Dataset items:
• • •

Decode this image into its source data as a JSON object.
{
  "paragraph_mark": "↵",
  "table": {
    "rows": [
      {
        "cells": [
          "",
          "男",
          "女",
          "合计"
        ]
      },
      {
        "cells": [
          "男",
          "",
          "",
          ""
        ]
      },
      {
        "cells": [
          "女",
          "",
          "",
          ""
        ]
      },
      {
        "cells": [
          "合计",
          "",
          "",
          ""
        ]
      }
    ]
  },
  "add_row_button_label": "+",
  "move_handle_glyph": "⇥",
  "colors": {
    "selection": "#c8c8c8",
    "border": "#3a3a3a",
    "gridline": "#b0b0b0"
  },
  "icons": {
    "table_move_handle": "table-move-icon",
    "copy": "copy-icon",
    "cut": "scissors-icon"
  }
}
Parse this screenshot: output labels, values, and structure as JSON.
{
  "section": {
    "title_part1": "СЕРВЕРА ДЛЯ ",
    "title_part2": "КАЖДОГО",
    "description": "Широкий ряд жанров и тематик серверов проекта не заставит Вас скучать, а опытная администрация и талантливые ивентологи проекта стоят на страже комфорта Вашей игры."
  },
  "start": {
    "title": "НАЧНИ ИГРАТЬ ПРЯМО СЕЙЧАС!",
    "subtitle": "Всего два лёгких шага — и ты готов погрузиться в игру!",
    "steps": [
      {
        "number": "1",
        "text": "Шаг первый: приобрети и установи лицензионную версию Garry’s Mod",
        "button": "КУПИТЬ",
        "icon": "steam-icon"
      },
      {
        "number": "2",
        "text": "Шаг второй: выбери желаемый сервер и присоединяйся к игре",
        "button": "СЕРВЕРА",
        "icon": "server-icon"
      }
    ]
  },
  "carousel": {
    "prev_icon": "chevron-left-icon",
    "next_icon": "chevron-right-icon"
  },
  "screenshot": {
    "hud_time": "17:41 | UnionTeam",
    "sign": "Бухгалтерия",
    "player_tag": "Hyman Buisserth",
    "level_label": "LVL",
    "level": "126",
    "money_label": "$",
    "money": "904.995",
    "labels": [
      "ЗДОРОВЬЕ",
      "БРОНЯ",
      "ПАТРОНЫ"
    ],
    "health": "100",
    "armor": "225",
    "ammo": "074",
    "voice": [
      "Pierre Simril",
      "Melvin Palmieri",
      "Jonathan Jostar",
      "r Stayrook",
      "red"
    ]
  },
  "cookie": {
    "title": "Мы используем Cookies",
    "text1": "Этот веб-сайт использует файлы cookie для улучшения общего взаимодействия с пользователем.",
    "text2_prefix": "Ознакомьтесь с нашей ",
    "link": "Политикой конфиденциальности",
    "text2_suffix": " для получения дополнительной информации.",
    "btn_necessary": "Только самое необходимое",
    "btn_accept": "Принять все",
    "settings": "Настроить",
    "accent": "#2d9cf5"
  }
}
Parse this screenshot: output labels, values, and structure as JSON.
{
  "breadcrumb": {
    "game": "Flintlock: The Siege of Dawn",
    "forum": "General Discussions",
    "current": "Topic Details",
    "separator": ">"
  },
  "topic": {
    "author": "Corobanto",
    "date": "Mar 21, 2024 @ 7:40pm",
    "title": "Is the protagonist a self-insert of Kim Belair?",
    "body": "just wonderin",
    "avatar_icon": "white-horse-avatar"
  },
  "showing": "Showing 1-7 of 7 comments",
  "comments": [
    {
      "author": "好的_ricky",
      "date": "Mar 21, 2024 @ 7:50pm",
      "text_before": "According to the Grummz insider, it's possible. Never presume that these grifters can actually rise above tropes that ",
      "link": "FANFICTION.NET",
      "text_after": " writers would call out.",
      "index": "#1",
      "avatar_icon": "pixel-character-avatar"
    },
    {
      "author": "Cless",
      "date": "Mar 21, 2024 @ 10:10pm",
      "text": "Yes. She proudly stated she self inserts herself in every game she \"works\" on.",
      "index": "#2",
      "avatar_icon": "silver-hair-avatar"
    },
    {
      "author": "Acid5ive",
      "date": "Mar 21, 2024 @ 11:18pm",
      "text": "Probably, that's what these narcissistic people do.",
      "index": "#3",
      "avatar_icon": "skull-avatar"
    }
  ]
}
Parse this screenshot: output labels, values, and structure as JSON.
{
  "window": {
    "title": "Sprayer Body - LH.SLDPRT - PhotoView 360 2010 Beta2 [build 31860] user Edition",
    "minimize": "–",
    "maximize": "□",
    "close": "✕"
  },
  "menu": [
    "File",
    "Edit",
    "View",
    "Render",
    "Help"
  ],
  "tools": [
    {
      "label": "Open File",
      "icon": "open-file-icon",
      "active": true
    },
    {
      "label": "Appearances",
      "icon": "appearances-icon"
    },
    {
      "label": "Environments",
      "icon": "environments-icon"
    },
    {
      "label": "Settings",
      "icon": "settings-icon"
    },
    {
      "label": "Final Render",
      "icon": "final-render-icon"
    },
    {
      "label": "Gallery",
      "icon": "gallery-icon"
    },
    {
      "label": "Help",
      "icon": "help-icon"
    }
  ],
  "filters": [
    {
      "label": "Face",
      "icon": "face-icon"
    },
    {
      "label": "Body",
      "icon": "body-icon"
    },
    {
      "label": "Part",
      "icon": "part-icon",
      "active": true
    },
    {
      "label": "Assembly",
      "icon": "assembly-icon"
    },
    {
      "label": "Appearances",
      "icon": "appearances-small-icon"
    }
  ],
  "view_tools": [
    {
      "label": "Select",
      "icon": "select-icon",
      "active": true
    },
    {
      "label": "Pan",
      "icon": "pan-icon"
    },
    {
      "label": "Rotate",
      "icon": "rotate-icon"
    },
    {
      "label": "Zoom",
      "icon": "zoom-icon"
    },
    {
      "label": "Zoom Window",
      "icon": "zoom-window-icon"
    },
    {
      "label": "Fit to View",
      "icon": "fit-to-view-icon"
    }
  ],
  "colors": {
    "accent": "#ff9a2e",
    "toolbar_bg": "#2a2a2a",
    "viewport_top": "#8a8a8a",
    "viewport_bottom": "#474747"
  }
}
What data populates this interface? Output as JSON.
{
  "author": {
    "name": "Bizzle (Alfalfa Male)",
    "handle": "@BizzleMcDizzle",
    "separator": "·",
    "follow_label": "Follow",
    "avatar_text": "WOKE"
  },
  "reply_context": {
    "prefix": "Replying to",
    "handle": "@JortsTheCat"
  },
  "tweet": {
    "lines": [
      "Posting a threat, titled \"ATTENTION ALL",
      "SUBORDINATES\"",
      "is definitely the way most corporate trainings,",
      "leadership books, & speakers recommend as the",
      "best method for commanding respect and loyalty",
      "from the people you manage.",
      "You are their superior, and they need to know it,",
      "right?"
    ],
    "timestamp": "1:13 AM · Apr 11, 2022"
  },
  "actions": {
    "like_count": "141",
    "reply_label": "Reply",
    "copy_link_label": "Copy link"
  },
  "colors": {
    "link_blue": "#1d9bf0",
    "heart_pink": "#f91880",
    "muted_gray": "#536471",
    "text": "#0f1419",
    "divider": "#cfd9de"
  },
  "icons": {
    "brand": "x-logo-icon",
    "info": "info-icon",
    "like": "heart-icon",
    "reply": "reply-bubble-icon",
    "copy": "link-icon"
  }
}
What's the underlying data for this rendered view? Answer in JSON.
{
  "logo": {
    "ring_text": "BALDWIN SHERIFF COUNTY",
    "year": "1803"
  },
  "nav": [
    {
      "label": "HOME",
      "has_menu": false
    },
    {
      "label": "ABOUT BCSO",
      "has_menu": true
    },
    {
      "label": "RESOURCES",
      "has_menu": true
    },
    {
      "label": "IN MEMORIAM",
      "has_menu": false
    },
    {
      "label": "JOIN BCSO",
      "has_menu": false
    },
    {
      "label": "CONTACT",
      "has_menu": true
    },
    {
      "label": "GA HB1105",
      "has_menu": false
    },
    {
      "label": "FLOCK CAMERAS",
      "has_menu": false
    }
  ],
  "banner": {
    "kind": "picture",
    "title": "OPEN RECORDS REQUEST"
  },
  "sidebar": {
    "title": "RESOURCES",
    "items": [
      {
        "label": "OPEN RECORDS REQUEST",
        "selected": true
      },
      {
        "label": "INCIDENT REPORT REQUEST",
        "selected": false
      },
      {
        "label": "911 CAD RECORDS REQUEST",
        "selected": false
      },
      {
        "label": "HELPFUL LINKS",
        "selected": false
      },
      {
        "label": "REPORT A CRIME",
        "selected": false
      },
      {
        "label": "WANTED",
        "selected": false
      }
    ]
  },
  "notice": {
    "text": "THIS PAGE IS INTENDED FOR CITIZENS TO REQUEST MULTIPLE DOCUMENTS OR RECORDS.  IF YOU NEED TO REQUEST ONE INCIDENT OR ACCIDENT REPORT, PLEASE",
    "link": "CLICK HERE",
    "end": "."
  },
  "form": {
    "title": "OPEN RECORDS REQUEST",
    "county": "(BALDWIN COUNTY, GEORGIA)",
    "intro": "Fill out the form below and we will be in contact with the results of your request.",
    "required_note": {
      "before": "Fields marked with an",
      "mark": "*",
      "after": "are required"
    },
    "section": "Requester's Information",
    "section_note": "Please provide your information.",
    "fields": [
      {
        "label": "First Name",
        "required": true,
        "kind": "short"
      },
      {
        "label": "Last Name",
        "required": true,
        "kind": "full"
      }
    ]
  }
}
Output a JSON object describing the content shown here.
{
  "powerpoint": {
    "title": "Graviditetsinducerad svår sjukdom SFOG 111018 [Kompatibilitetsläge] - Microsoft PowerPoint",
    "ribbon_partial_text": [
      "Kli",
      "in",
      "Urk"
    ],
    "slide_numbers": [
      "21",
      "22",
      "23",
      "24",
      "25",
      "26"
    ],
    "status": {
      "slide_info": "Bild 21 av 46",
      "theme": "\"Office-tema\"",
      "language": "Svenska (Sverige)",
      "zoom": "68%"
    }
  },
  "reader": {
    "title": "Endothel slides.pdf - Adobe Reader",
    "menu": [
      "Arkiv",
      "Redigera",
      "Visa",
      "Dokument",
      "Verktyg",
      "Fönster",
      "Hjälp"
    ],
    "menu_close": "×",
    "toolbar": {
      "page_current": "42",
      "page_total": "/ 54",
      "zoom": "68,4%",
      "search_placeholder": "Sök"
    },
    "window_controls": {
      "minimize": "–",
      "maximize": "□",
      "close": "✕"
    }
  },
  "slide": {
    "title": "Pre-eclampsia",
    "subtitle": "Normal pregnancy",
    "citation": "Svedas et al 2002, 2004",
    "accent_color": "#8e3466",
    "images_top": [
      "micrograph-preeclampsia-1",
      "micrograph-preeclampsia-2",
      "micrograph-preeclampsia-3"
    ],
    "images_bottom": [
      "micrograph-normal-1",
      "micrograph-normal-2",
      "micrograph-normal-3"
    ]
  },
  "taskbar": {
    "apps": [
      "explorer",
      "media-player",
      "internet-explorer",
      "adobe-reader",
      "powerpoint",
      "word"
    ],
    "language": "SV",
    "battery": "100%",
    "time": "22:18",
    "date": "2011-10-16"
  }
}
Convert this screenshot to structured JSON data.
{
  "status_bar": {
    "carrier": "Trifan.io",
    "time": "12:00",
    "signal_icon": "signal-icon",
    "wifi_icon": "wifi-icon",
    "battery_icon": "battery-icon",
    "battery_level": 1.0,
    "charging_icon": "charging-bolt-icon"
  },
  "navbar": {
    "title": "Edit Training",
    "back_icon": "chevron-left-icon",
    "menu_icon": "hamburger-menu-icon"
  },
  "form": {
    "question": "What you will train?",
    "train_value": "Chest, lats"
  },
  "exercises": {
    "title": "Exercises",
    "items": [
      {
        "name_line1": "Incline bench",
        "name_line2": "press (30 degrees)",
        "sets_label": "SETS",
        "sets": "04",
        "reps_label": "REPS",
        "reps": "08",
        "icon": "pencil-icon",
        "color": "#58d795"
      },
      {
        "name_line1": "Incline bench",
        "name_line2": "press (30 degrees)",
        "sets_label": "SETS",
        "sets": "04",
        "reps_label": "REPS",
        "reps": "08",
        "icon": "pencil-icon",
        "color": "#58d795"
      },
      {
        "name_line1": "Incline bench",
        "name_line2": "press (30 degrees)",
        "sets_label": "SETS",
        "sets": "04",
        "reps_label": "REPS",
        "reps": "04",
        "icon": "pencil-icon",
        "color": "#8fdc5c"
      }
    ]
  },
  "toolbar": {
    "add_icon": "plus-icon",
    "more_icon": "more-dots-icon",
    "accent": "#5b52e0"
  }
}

• • •

__The exercise__. Filter the listing above by the word "micrograph"; copy each line that passes.

__Answer for the task__.
      "micrograph-preeclampsia-1",
      "micrograph-preeclampsia-2",
      "micrograph-preeclampsia-3"
      "micrograph-normal-1",
      "micrograph-normal-2",
      "micrograph-normal-3"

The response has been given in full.